= WHAT IS REQUIRED =
Below are some entries; can you quote all of them exactly?

= RAW RECORDS =

-----

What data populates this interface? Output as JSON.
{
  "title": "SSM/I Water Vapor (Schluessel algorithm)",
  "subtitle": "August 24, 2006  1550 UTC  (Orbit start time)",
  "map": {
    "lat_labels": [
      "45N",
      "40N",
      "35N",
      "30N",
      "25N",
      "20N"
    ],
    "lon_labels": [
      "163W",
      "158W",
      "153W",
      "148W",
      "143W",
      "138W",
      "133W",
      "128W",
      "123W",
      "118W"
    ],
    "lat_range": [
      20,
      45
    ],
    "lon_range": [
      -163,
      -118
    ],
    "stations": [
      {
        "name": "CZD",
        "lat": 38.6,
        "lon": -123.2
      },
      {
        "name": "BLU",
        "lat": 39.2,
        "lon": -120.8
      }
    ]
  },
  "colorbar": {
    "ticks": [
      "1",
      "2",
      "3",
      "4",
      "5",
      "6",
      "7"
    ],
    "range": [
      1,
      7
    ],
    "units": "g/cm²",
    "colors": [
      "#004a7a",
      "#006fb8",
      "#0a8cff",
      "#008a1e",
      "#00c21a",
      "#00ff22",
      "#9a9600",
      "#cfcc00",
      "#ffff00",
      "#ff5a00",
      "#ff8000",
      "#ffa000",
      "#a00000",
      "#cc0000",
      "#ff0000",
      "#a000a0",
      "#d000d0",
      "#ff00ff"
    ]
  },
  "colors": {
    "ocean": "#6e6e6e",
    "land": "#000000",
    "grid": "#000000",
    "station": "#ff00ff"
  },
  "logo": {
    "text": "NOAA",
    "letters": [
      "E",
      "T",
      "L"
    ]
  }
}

-----

= ANSWER TO THE TASK =
What data populates this interface? Output as JSON.
{
  "title": "SSM/I Water Vapor (Schluessel algorithm)",
  "subtitle": "August 24, 2006  1550 UTC  (Orbit start time)",
  "map": {
    "lat_labels": [
      "45N",
      "40N",
      "35N",
      "30N",
      "25N",
      "20N"
    ],
    "lon_labels": [
      "163W",
      "158W",
      "153W",
      "148W",
      "143W",
      "138W",
      "133W",
      "128W",
      "123W",
      "118W"
    ],
    "lat_range": [
      20,
      45
    ],
    "lon_range": [
      -163,
      -118
    ],
    "stations": [
      {
        "name": "CZD",
        "lat": 38.6,
        "lon": -123.2
      },
      {
        "name": "BLU",
        "lat": 39.2,
        "lon": -120.8
      }
    ]
  },
  "colorbar": {
    "ticks": [
      "1",
      "2",
      "3",
      "4",
      "5",
      "6",
      "7"
    ],
    "range": [
      1,
      7
    ],
    "units": "g/cm²",
    "colors": [
      "#004a7a",
      "#006fb8",
      "#0a8cff",
      "#008a1e",
      "#00c21a",
      "#00ff22",
      "#9a9600",
      "#cfcc00",
      "#ffff00",
      "#ff5a00",
      "#ff8000",
      "#ffa000",
      "#a00000",
      "#cc0000",
      "#ff0000",
      "#a000a0",
      "#d000d0",
      "#ff00ff"
    ]
  },
  "colors": {
    "ocean": "#6e6e6e",
    "land": "#000000",
    "grid": "#000000",
    "station": "#ff00ff"
  },
  "logo": {
    "text": "NOAA",
    "letters": [
      "E",
      "T",
      "L"
    ]
  }
}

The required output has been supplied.